▶ [EXERCISE PROMPT] From the listing below, pull each line that includes "high".

########################################

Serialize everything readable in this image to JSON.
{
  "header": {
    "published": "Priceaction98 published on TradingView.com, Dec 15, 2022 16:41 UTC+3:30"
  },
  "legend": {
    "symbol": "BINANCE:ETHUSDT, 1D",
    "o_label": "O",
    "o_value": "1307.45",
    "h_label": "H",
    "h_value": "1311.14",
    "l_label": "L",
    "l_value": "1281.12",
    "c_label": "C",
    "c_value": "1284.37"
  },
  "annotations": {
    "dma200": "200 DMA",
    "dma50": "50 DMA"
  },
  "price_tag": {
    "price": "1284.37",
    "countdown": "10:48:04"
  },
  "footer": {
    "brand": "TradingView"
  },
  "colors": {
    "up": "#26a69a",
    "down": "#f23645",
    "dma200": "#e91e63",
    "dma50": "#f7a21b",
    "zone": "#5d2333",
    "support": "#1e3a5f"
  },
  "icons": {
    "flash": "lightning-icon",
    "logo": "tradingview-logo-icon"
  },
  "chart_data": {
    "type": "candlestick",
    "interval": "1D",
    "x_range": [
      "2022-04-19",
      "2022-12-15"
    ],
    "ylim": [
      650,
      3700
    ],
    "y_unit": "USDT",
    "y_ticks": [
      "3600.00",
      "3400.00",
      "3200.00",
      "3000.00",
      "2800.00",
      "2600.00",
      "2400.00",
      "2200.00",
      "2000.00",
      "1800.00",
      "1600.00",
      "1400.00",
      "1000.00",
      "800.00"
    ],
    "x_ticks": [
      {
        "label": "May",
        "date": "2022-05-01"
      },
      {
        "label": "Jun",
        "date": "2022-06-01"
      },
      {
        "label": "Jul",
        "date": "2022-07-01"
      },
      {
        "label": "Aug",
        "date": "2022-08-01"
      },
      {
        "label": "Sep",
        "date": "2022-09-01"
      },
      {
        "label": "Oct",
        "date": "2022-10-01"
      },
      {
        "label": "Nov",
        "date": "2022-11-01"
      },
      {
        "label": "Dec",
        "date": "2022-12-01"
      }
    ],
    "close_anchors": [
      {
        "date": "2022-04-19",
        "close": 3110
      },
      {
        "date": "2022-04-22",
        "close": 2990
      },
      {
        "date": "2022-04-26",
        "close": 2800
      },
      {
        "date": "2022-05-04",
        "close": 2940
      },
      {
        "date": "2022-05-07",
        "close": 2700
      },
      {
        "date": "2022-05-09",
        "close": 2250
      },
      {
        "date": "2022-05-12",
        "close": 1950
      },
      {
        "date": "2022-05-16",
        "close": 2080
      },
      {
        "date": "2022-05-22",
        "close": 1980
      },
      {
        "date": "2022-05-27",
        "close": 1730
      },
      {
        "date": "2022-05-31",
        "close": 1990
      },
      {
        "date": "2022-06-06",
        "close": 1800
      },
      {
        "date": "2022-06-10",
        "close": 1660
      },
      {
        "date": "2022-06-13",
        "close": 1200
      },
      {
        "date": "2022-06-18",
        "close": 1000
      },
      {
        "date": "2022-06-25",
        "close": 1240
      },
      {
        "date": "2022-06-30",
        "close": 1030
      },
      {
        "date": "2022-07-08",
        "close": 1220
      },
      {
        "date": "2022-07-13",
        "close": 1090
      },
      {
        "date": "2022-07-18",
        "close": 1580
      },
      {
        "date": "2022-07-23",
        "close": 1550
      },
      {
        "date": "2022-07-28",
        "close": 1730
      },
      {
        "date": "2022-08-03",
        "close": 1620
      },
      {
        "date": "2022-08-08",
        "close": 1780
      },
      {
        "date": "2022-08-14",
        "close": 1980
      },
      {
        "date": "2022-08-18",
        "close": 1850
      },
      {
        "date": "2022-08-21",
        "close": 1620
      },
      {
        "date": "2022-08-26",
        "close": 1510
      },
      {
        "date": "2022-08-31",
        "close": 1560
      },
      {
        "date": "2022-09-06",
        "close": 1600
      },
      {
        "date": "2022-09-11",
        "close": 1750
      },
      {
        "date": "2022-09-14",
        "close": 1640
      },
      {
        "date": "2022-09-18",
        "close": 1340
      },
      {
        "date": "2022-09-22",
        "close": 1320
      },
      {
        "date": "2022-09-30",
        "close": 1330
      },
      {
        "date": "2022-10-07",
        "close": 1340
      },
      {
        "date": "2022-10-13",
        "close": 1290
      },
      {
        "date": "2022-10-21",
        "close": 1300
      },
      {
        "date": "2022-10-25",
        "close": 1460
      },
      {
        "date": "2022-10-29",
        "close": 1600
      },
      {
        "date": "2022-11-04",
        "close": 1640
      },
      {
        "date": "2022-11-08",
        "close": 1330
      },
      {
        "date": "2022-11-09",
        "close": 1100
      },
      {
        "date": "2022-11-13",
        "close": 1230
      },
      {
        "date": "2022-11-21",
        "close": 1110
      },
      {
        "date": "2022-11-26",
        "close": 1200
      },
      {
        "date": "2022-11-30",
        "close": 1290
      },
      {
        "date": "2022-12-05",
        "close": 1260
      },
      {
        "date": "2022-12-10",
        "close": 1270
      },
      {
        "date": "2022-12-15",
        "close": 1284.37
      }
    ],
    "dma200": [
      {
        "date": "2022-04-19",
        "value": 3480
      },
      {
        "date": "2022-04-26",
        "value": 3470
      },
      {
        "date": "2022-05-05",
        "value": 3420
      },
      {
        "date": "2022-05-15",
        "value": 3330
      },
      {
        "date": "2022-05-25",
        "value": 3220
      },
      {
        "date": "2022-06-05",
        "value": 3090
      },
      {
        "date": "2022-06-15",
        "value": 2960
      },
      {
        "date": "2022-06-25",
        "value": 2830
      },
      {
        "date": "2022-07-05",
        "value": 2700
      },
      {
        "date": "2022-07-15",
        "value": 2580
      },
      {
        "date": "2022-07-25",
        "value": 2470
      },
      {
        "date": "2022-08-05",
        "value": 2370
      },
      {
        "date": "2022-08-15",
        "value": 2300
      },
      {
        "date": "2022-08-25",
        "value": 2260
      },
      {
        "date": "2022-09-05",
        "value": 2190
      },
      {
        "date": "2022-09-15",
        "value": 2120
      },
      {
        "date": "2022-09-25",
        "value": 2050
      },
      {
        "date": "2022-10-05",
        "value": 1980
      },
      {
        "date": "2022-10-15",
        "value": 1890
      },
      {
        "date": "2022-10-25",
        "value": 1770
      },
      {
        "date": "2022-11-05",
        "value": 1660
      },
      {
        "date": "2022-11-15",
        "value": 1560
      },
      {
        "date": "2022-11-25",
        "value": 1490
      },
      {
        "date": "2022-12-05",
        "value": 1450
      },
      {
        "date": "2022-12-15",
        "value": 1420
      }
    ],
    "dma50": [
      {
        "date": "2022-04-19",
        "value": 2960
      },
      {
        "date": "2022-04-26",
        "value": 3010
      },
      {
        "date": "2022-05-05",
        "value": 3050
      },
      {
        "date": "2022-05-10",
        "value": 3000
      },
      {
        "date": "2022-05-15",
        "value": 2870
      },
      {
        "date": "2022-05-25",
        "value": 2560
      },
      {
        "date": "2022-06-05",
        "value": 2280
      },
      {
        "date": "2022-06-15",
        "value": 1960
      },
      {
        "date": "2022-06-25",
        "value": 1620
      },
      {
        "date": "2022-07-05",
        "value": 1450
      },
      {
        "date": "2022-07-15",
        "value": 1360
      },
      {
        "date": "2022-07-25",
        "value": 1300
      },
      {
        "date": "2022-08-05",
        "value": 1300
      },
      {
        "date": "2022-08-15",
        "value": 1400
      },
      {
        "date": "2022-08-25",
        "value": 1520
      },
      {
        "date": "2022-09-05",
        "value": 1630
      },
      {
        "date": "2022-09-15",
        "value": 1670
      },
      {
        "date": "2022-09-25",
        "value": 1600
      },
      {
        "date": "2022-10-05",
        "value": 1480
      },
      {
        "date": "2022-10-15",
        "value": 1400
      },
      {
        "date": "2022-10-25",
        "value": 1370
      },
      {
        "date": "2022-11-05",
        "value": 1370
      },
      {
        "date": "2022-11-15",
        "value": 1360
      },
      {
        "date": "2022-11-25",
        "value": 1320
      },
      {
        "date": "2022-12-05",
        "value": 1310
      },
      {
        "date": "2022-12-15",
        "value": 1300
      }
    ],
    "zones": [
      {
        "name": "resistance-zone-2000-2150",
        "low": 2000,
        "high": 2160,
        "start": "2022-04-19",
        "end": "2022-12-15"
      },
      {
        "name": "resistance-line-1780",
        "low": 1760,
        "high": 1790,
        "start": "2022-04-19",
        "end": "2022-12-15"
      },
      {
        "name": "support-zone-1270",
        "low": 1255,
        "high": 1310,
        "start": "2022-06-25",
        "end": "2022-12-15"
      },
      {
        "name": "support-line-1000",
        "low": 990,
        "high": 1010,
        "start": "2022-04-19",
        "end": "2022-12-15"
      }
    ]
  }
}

########################################

▶ [THE ANSWER]
        "high": 2160,
        "high": 1790,
        "high": 1310,
        "high": 1010,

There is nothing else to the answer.